• _MATERIAL SUPPLIED_
**********

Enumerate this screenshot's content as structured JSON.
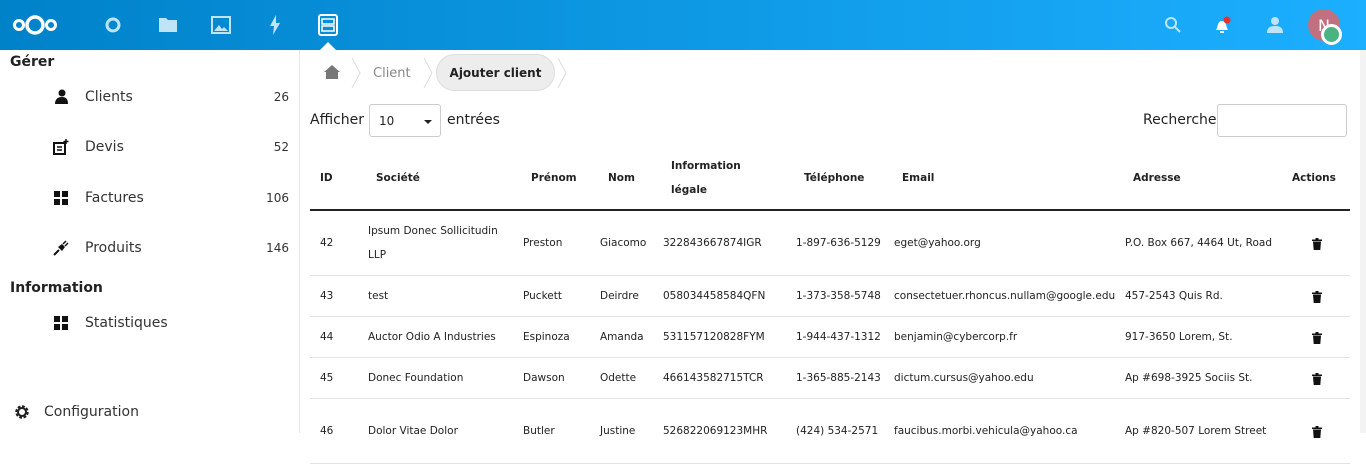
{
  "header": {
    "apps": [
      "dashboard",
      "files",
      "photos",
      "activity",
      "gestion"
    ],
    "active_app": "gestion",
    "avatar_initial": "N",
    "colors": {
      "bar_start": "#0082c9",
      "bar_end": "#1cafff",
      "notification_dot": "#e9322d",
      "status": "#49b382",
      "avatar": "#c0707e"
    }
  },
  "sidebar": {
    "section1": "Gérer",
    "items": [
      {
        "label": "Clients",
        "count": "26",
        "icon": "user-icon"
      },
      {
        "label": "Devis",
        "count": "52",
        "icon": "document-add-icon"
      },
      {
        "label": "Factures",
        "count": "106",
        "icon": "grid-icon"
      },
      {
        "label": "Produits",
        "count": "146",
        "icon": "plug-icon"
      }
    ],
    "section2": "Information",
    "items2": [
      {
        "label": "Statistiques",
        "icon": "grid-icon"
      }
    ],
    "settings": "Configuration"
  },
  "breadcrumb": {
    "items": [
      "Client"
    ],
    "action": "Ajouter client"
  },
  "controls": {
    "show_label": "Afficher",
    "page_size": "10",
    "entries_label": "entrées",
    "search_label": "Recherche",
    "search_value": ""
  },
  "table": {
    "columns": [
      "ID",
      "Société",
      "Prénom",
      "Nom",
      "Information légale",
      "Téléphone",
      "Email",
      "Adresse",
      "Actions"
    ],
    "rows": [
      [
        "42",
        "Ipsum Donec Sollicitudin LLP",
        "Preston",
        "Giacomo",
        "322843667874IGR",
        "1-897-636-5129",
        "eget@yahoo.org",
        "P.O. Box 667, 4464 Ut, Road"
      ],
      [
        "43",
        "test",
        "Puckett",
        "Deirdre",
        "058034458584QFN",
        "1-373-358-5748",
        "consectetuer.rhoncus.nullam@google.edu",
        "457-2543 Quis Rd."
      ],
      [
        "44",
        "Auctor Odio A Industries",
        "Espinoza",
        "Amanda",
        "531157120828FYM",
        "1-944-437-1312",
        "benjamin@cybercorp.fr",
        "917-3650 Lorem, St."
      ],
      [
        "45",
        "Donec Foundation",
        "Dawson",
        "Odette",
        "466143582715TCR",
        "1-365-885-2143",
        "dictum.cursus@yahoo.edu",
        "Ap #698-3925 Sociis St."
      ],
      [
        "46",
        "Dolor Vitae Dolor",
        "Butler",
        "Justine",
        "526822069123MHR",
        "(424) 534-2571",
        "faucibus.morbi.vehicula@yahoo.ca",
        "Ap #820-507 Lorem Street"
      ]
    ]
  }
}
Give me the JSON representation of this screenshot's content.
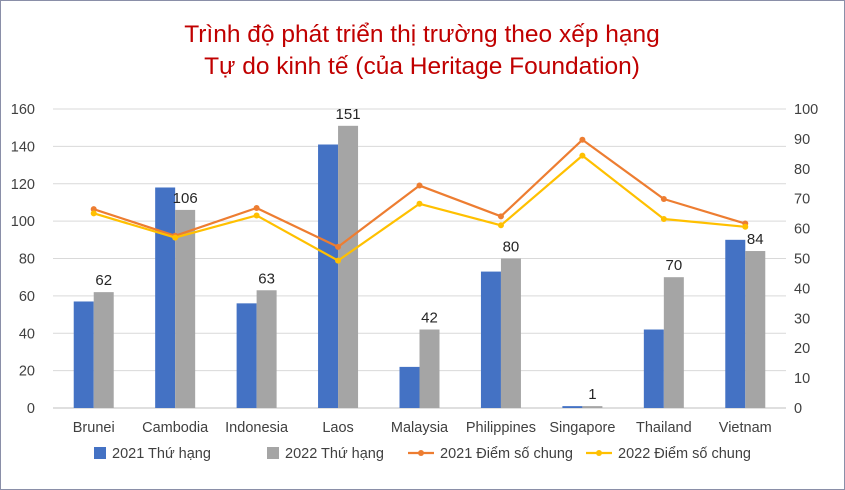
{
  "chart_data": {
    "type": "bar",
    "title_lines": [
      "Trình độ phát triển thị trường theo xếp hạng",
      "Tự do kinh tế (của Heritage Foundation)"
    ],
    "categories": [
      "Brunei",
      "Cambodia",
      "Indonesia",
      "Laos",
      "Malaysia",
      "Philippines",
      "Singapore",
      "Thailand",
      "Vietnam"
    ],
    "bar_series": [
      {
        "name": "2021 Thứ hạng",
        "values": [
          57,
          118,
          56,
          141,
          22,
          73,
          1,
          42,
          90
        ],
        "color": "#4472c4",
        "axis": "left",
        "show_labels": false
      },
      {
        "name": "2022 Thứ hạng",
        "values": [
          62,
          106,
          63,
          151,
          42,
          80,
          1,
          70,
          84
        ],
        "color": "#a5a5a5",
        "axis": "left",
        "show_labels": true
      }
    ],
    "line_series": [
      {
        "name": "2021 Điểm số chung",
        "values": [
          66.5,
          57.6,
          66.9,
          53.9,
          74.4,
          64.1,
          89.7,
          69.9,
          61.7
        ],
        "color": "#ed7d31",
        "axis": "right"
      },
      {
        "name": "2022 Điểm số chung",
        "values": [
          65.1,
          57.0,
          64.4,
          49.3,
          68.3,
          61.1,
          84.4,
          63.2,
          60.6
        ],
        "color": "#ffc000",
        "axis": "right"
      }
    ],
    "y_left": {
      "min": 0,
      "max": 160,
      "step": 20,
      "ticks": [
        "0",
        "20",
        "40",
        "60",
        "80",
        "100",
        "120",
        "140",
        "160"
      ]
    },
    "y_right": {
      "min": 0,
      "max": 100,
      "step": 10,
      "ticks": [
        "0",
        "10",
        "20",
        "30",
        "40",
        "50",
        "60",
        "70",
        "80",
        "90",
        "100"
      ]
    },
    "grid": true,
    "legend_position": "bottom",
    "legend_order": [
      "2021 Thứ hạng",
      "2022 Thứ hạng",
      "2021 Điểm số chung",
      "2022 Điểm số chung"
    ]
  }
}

**********

• _DIRECTIONS FOR THIS TASK_
Transcribe all of the material exactly, leaving out whatever pictures it contains.

• _THE SOLUTION_
Enumerate this screenshot's content as structured JSON.
{
  "header": {
    "apps": [
      "dashboard",
      "files",
      "photos",
      "activity",
      "gestion"
    ],
    "active_app": "gestion",
    "avatar_initial": "N",
    "colors": {
      "bar_start": "#0082c9",
      "bar_end": "#1cafff",
      "notification_dot": "#e9322d",
      "status": "#49b382",
      "avatar": "#c0707e"
    }
  },
  "sidebar": {
    "section1": "Gérer",
    "items": [
      {
        "label": "Clients",
        "count": "26",
        "icon": "user-icon"
      },
      {
        "label": "Devis",
        "count": "52",
        "icon": "document-add-icon"
      },
      {
        "label": "Factures",
        "count": "106",
        "icon": "grid-icon"
      },
      {
        "label": "Produits",
        "count": "146",
        "icon": "plug-icon"
      }
    ],
    "section2": "Information",
    "items2": [
      {
        "label": "Statistiques",
        "icon": "grid-icon"
      }
    ],
    "settings": "Configuration"
  },
  "breadcrumb": {
    "items": [
      "Client"
    ],
    "action": "Ajouter client"
  },
  "controls": {
    "show_label": "Afficher",
    "page_size": "10",
    "entries_label": "entrées",
    "search_label": "Recherche",
    "search_value": ""
  },
  "table": {
    "columns": [
      "ID",
      "Société",
      "Prénom",
      "Nom",
      "Information légale",
      "Téléphone",
      "Email",
      "Adresse",
      "Actions"
    ],
    "rows": [
      [
        "42",
        "Ipsum Donec Sollicitudin LLP",
        "Preston",
        "Giacomo",
        "322843667874IGR",
        "1-897-636-5129",
        "eget@yahoo.org",
        "P.O. Box 667, 4464 Ut, Road"
      ],
      [
        "43",
        "test",
        "Puckett",
        "Deirdre",
        "058034458584QFN",
        "1-373-358-5748",
        "consectetuer.rhoncus.nullam@google.edu",
        "457-2543 Quis Rd."
      ],
      [
        "44",
        "Auctor Odio A Industries",
        "Espinoza",
        "Amanda",
        "531157120828FYM",
        "1-944-437-1312",
        "benjamin@cybercorp.fr",
        "917-3650 Lorem, St."
      ],
      [
        "45",
        "Donec Foundation",
        "Dawson",
        "Odette",
        "466143582715TCR",
        "1-365-885-2143",
        "dictum.cursus@yahoo.edu",
        "Ap #698-3925 Sociis St."
      ],
      [
        "46",
        "Dolor Vitae Dolor",
        "Butler",
        "Justine",
        "526822069123MHR",
        "(424) 534-2571",
        "faucibus.morbi.vehicula@yahoo.ca",
        "Ap #820-507 Lorem Street"
      ]
    ]
  }
}
Give me the JSON representation of this screenshot's content.
{
  "chart_data": {
    "type": "bar",
    "title_lines": [
      "Trình độ phát triển thị trường theo xếp hạng",
      "Tự do kinh tế (của Heritage Foundation)"
    ],
    "categories": [
      "Brunei",
      "Cambodia",
      "Indonesia",
      "Laos",
      "Malaysia",
      "Philippines",
      "Singapore",
      "Thailand",
      "Vietnam"
    ],
    "bar_series": [
      {
        "name": "2021 Thứ hạng",
        "values": [
          57,
          118,
          56,
          141,
          22,
          73,
          1,
          42,
          90
        ],
        "color": "#4472c4",
        "axis": "left",
        "show_labels": false
      },
      {
        "name": "2022 Thứ hạng",
        "values": [
          62,
          106,
          63,
          151,
          42,
          80,
          1,
          70,
          84
        ],
        "color": "#a5a5a5",
        "axis": "left",
        "show_labels": true
      }
    ],
    "line_series": [
      {
        "name": "2021 Điểm số chung",
        "values": [
          66.5,
          57.6,
          66.9,
          53.9,
          74.4,
          64.1,
          89.7,
          69.9,
          61.7
        ],
        "color": "#ed7d31",
        "axis": "right"
      },
      {
        "name": "2022 Điểm số chung",
        "values": [
          65.1,
          57.0,
          64.4,
          49.3,
          68.3,
          61.1,
          84.4,
          63.2,
          60.6
        ],
        "color": "#ffc000",
        "axis": "right"
      }
    ],
    "y_left": {
      "min": 0,
      "max": 160,
      "step": 20,
      "ticks": [
        "0",
        "20",
        "40",
        "60",
        "80",
        "100",
        "120",
        "140",
        "160"
      ]
    },
    "y_right": {
      "min": 0,
      "max": 100,
      "step": 10,
      "ticks": [
        "0",
        "10",
        "20",
        "30",
        "40",
        "50",
        "60",
        "70",
        "80",
        "90",
        "100"
      ]
    },
    "grid": true,
    "legend_position": "bottom",
    "legend_order": [
      "2021 Thứ hạng",
      "2022 Thứ hạng",
      "2021 Điểm số chung",
      "2022 Điểm số chung"
    ]
  }
}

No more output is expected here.